Request - Take all the material and copy it exactly.

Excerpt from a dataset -
━━━━━━━━

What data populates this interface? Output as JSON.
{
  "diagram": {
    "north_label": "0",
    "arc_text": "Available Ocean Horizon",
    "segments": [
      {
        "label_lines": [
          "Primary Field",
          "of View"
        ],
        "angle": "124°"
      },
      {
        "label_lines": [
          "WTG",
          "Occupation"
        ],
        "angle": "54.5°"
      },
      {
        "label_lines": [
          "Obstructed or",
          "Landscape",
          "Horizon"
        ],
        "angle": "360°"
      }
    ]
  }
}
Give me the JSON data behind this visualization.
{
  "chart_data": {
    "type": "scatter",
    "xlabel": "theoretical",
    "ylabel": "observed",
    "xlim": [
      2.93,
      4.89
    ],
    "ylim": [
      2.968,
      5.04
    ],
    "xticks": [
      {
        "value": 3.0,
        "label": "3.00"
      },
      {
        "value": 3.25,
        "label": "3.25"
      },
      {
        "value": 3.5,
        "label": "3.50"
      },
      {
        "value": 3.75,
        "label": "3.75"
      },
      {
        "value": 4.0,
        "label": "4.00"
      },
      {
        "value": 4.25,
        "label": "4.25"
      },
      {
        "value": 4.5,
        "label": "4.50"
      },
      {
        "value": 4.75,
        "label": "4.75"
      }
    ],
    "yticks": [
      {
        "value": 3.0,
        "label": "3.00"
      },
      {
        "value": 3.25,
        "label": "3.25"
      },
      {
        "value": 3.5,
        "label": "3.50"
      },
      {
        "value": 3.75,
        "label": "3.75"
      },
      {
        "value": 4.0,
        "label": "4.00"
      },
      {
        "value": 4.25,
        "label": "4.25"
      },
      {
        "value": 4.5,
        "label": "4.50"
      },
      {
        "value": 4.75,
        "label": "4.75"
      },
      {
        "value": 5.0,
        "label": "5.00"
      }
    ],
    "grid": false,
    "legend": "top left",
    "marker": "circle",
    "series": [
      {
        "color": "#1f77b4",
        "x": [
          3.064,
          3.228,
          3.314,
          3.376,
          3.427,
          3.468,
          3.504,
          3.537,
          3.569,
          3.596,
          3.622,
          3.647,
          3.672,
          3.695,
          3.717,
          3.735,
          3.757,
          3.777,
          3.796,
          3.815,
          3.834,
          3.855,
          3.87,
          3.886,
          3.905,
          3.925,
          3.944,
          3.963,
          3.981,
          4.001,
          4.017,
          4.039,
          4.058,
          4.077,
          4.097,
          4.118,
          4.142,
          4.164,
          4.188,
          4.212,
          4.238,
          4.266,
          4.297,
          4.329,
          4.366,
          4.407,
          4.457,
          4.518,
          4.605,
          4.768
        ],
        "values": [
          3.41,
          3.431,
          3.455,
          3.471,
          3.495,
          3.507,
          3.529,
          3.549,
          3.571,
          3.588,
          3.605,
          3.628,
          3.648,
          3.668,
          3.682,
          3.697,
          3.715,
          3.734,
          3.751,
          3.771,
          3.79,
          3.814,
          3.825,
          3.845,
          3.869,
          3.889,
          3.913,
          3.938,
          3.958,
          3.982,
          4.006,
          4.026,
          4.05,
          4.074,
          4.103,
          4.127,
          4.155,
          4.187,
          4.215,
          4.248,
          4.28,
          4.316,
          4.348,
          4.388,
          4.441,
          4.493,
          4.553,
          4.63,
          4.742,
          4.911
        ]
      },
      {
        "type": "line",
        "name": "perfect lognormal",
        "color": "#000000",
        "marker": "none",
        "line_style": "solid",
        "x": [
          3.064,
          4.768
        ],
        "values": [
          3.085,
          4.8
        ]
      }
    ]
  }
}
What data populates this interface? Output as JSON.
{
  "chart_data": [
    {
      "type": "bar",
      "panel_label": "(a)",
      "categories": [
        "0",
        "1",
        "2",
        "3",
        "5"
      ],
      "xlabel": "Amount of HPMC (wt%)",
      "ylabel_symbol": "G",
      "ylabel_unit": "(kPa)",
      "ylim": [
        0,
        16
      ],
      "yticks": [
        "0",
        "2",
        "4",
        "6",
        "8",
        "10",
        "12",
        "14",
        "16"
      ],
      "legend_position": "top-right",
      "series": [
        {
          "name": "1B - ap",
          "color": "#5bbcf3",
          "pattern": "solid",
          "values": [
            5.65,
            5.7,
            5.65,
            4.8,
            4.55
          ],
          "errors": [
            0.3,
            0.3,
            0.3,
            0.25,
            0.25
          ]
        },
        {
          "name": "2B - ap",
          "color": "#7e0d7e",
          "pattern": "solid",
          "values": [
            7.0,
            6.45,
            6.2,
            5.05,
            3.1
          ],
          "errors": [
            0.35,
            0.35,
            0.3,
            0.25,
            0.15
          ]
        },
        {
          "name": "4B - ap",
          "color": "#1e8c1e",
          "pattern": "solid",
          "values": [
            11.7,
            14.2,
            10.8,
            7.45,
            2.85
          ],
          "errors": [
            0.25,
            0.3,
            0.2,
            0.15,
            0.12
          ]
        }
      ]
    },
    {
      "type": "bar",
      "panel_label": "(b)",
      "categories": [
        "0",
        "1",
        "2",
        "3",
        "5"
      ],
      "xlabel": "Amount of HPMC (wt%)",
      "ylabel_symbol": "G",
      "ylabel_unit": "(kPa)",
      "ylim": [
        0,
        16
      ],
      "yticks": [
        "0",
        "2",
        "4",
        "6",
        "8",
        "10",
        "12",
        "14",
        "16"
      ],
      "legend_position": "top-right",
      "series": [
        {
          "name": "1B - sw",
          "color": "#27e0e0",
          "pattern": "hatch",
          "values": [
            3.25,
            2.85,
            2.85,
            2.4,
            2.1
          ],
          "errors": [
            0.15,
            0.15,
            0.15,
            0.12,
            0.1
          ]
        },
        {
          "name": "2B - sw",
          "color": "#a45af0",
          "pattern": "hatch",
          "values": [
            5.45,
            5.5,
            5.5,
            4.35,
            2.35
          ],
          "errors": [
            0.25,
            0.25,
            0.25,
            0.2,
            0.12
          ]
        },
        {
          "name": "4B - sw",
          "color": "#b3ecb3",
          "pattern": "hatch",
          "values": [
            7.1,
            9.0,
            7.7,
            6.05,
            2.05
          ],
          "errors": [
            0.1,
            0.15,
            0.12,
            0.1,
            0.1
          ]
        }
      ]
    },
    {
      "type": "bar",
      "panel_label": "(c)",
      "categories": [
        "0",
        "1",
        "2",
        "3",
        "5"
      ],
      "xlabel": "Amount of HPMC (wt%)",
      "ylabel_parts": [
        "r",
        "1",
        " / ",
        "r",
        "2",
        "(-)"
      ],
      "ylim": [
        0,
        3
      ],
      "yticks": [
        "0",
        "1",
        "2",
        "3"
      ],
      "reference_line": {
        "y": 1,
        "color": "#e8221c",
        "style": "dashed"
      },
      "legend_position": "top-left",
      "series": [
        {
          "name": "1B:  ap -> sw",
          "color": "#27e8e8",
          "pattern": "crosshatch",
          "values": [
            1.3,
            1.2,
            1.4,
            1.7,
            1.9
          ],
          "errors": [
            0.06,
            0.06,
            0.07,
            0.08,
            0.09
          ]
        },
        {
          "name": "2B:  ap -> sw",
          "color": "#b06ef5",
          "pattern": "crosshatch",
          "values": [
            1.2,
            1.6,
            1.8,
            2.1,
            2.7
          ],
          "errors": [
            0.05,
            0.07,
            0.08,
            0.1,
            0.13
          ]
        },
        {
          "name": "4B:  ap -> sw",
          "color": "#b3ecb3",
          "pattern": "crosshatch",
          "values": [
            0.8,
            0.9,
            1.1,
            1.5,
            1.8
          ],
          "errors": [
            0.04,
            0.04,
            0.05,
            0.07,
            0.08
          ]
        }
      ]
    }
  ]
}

━━━━━━━━

Final result -
What data populates this interface? Output as JSON.
{
  "diagram": {
    "north_label": "0",
    "arc_text": "Available Ocean Horizon",
    "segments": [
      {
        "label_lines": [
          "Primary Field",
          "of View"
        ],
        "angle": "124°"
      },
      {
        "label_lines": [
          "WTG",
          "Occupation"
        ],
        "angle": "54.5°"
      },
      {
        "label_lines": [
          "Obstructed or",
          "Landscape",
          "Horizon"
        ],
        "angle": "360°"
      }
    ]
  }
}
Give me the JSON data behind this visualization.
{
  "chart_data": {
    "type": "scatter",
    "xlabel": "theoretical",
    "ylabel": "observed",
    "xlim": [
      2.93,
      4.89
    ],
    "ylim": [
      2.968,
      5.04
    ],
    "xticks": [
      {
        "value": 3.0,
        "label": "3.00"
      },
      {
        "value": 3.25,
        "label": "3.25"
      },
      {
        "value": 3.5,
        "label": "3.50"
      },
      {
        "value": 3.75,
        "label": "3.75"
      },
      {
        "value": 4.0,
        "label": "4.00"
      },
      {
        "value": 4.25,
        "label": "4.25"
      },
      {
        "value": 4.5,
        "label": "4.50"
      },
      {
        "value": 4.75,
        "label": "4.75"
      }
    ],
    "yticks": [
      {
        "value": 3.0,
        "label": "3.00"
      },
      {
        "value": 3.25,
        "label": "3.25"
      },
      {
        "value": 3.5,
        "label": "3.50"
      },
      {
        "value": 3.75,
        "label": "3.75"
      },
      {
        "value": 4.0,
        "label": "4.00"
      },
      {
        "value": 4.25,
        "label": "4.25"
      },
      {
        "value": 4.5,
        "label": "4.50"
      },
      {
        "value": 4.75,
        "label": "4.75"
      },
      {
        "value": 5.0,
        "label": "5.00"
      }
    ],
    "grid": false,
    "legend": "top left",
    "marker": "circle",
    "series": [
      {
        "color": "#1f77b4",
        "x": [
          3.064,
          3.228,
          3.314,
          3.376,
          3.427,
          3.468,
          3.504,
          3.537,
          3.569,
          3.596,
          3.622,
          3.647,
          3.672,
          3.695,
          3.717,
          3.735,
          3.757,
          3.777,
          3.796,
          3.815,
          3.834,
          3.855,
          3.87,
          3.886,
          3.905,
          3.925,
          3.944,
          3.963,
          3.981,
          4.001,
          4.017,
          4.039,
          4.058,
          4.077,
          4.097,
          4.118,
          4.142,
          4.164,
          4.188,
          4.212,
          4.238,
          4.266,
          4.297,
          4.329,
          4.366,
          4.407,
          4.457,
          4.518,
          4.605,
          4.768
        ],
        "values": [
          3.41,
          3.431,
          3.455,
          3.471,
          3.495,
          3.507,
          3.529,
          3.549,
          3.571,
          3.588,
          3.605,
          3.628,
          3.648,
          3.668,
          3.682,
          3.697,
          3.715,
          3.734,
          3.751,
          3.771,
          3.79,
          3.814,
          3.825,
          3.845,
          3.869,
          3.889,
          3.913,
          3.938,
          3.958,
          3.982,
          4.006,
          4.026,
          4.05,
          4.074,
          4.103,
          4.127,
          4.155,
          4.187,
          4.215,
          4.248,
          4.28,
          4.316,
          4.348,
          4.388,
          4.441,
          4.493,
          4.553,
          4.63,
          4.742,
          4.911
        ]
      },
      {
        "type": "line",
        "name": "perfect lognormal",
        "color": "#000000",
        "marker": "none",
        "line_style": "solid",
        "x": [
          3.064,
          4.768
        ],
        "values": [
          3.085,
          4.8
        ]
      }
    ]
  }
}
What data populates this interface? Output as JSON.
{
  "chart_data": [
    {
      "type": "bar",
      "panel_label": "(a)",
      "categories": [
        "0",
        "1",
        "2",
        "3",
        "5"
      ],
      "xlabel": "Amount of HPMC (wt%)",
      "ylabel_symbol": "G",
      "ylabel_unit": "(kPa)",
      "ylim": [
        0,
        16
      ],
      "yticks": [
        "0",
        "2",
        "4",
        "6",
        "8",
        "10",
        "12",
        "14",
        "16"
      ],
      "legend_position": "top-right",
      "series": [
        {
          "name": "1B - ap",
          "color": "#5bbcf3",
          "pattern": "solid",
          "values": [
            5.65,
            5.7,
            5.65,
            4.8,
            4.55
          ],
          "errors": [
            0.3,
            0.3,
            0.3,
            0.25,
            0.25
          ]
        },
        {
          "name": "2B - ap",
          "color": "#7e0d7e",
          "pattern": "solid",
          "values": [
            7.0,
            6.45,
            6.2,
            5.05,
            3.1
          ],
          "errors": [
            0.35,
            0.35,
            0.3,
            0.25,
            0.15
          ]
        },
        {
          "name": "4B - ap",
          "color": "#1e8c1e",
          "pattern": "solid",
          "values": [
            11.7,
            14.2,
            10.8,
            7.45,
            2.85
          ],
          "errors": [
            0.25,
            0.3,
            0.2,
            0.15,
            0.12
          ]
        }
      ]
    },
    {
      "type": "bar",
      "panel_label": "(b)",
      "categories": [
        "0",
        "1",
        "2",
        "3",
        "5"
      ],
      "xlabel": "Amount of HPMC (wt%)",
      "ylabel_symbol": "G",
      "ylabel_unit": "(kPa)",
      "ylim": [
        0,
        16
      ],
      "yticks": [
        "0",
        "2",
        "4",
        "6",
        "8",
        "10",
        "12",
        "14",
        "16"
      ],
      "legend_position": "top-right",
      "series": [
        {
          "name": "1B - sw",
          "color": "#27e0e0",
          "pattern": "hatch",
          "values": [
            3.25,
            2.85,
            2.85,
            2.4,
            2.1
          ],
          "errors": [
            0.15,
            0.15,
            0.15,
            0.12,
            0.1
          ]
        },
        {
          "name": "2B - sw",
          "color": "#a45af0",
          "pattern": "hatch",
          "values": [
            5.45,
            5.5,
            5.5,
            4.35,
            2.35
          ],
          "errors": [
            0.25,
            0.25,
            0.25,
            0.2,
            0.12
          ]
        },
        {
          "name": "4B - sw",
          "color": "#b3ecb3",
          "pattern": "hatch",
          "values": [
            7.1,
            9.0,
            7.7,
            6.05,
            2.05
          ],
          "errors": [
            0.1,
            0.15,
            0.12,
            0.1,
            0.1
          ]
        }
      ]
    },
    {
      "type": "bar",
      "panel_label": "(c)",
      "categories": [
        "0",
        "1",
        "2",
        "3",
        "5"
      ],
      "xlabel": "Amount of HPMC (wt%)",
      "ylabel_parts": [
        "r",
        "1",
        " / ",
        "r",
        "2",
        "(-)"
      ],
      "ylim": [
        0,
        3
      ],
      "yticks": [
        "0",
        "1",
        "2",
        "3"
      ],
      "reference_line": {
        "y": 1,
        "color": "#e8221c",
        "style": "dashed"
      },
      "legend_position": "top-left",
      "series": [
        {
          "name": "1B:  ap -> sw",
          "color": "#27e8e8",
          "pattern": "crosshatch",
          "values": [
            1.3,
            1.2,
            1.4,
            1.7,
            1.9
          ],
          "errors": [
            0.06,
            0.06,
            0.07,
            0.08,
            0.09
          ]
        },
        {
          "name": "2B:  ap -> sw",
          "color": "#b06ef5",
          "pattern": "crosshatch",
          "values": [
            1.2,
            1.6,
            1.8,
            2.1,
            2.7
          ],
          "errors": [
            0.05,
            0.07,
            0.08,
            0.1,
            0.13
          ]
        },
        {
          "name": "4B:  ap -> sw",
          "color": "#b3ecb3",
          "pattern": "crosshatch",
          "values": [
            0.8,
            0.9,
            1.1,
            1.5,
            1.8
          ],
          "errors": [
            0.04,
            0.04,
            0.05,
            0.07,
            0.08
          ]
        }
      ]
    }
  ]
}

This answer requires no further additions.